- What the exercise asks: Lift out all lines below that contain "specifies".
## begin Provided records
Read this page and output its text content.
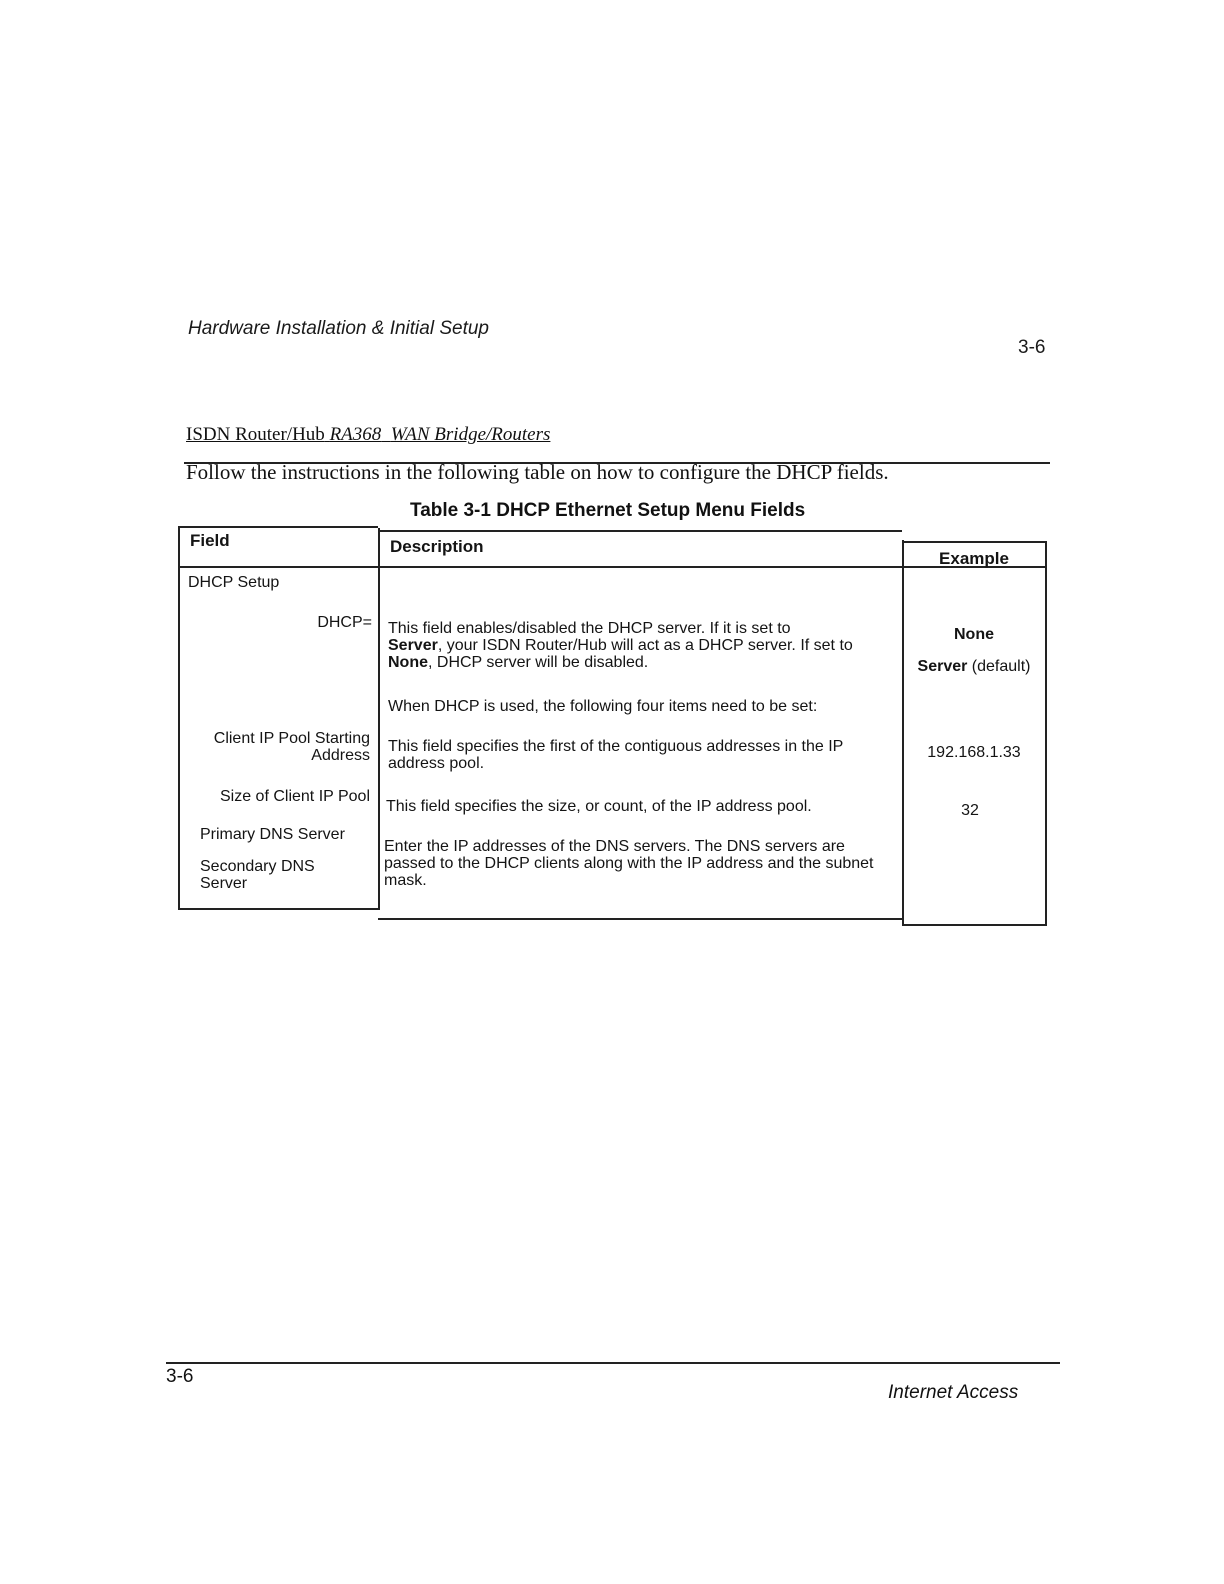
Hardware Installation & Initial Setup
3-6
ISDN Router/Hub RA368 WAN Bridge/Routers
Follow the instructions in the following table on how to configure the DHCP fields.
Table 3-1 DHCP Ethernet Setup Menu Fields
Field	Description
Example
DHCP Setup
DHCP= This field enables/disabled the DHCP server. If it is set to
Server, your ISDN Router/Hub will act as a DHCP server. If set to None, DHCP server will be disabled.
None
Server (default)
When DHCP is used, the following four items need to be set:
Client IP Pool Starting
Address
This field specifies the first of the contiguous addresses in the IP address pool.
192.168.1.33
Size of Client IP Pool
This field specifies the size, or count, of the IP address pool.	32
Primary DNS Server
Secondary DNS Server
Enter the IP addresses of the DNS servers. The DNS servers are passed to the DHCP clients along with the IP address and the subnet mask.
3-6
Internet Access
## end Provided records
- Task answer:
This field specifies the first of the contiguous addresses in the IP address pool.
This field specifies the size, or count, of the IP address pool.	32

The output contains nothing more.